[BEGIN PROVIDED ENTRIES]

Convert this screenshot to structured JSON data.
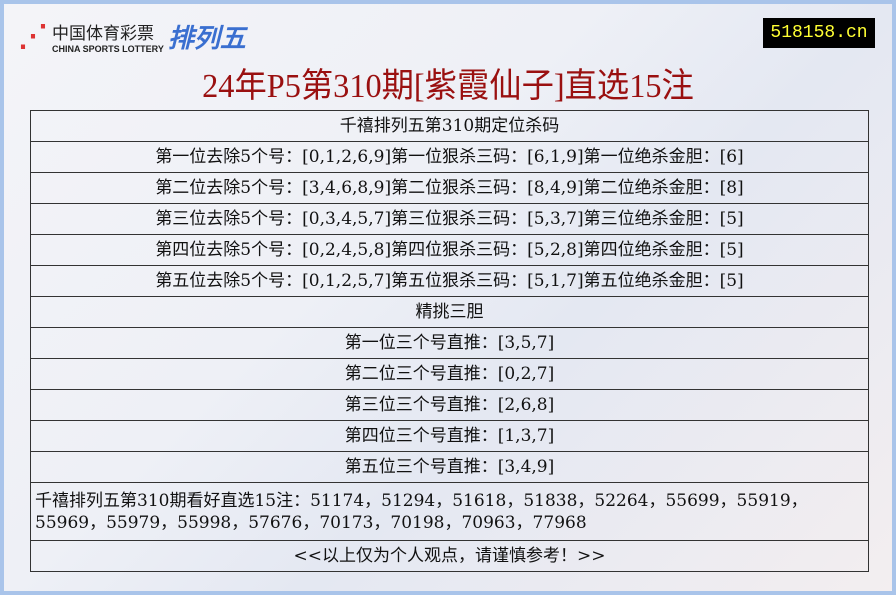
{
  "logo": {
    "cn": "中国体育彩票",
    "en": "CHINA SPORTS LOTTERY",
    "game": "排列五"
  },
  "site": "518158.cn",
  "title": "24年P5第310期[紫霞仙子]直选15注",
  "section1": "千禧排列五第310期定位杀码",
  "kill_rows": [
    "第一位去除5个号：[0,1,2,6,9]第一位狠杀三码：[6,1,9]第一位绝杀金胆：[6]",
    "第二位去除5个号：[3,4,6,8,9]第二位狠杀三码：[8,4,9]第二位绝杀金胆：[8]",
    "第三位去除5个号：[0,3,4,5,7]第三位狠杀三码：[5,3,7]第三位绝杀金胆：[5]",
    "第四位去除5个号：[0,2,4,5,8]第四位狠杀三码：[5,2,8]第四位绝杀金胆：[5]",
    "第五位去除5个号：[0,1,2,5,7]第五位狠杀三码：[5,1,7]第五位绝杀金胆：[5]"
  ],
  "section2": "精挑三胆",
  "three_rows": [
    "第一位三个号直推：[3,5,7]",
    "第二位三个号直推：[0,2,7]",
    "第三位三个号直推：[2,6,8]",
    "第四位三个号直推：[1,3,7]",
    "第五位三个号直推：[3,4,9]"
  ],
  "picks": "千禧排列五第310期看好直选15注：51174，51294，51618，51838，52264，55699，55919，55969，55979，55998，57676，70173，70198，70963，77968",
  "disclaimer": "<<以上仅为个人观点，请谨慎参考！>>"
}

[END PROVIDED ENTRIES]

Repeat each entry exactly as given; no pictures belong in the copy.

* SOLUTION FOR THIS EXERCISE
Convert this screenshot to structured JSON data.
{
  "logo": {
    "cn": "中国体育彩票",
    "en": "CHINA SPORTS LOTTERY",
    "game": "排列五"
  },
  "site": "518158.cn",
  "title": "24年P5第310期[紫霞仙子]直选15注",
  "section1": "千禧排列五第310期定位杀码",
  "kill_rows": [
    "第一位去除5个号：[0,1,2,6,9]第一位狠杀三码：[6,1,9]第一位绝杀金胆：[6]",
    "第二位去除5个号：[3,4,6,8,9]第二位狠杀三码：[8,4,9]第二位绝杀金胆：[8]",
    "第三位去除5个号：[0,3,4,5,7]第三位狠杀三码：[5,3,7]第三位绝杀金胆：[5]",
    "第四位去除5个号：[0,2,4,5,8]第四位狠杀三码：[5,2,8]第四位绝杀金胆：[5]",
    "第五位去除5个号：[0,1,2,5,7]第五位狠杀三码：[5,1,7]第五位绝杀金胆：[5]"
  ],
  "section2": "精挑三胆",
  "three_rows": [
    "第一位三个号直推：[3,5,7]",
    "第二位三个号直推：[0,2,7]",
    "第三位三个号直推：[2,6,8]",
    "第四位三个号直推：[1,3,7]",
    "第五位三个号直推：[3,4,9]"
  ],
  "picks": "千禧排列五第310期看好直选15注：51174，51294，51618，51838，52264，55699，55919，55969，55979，55998，57676，70173，70198，70963，77968",
  "disclaimer": "<<以上仅为个人观点，请谨慎参考！>>"
}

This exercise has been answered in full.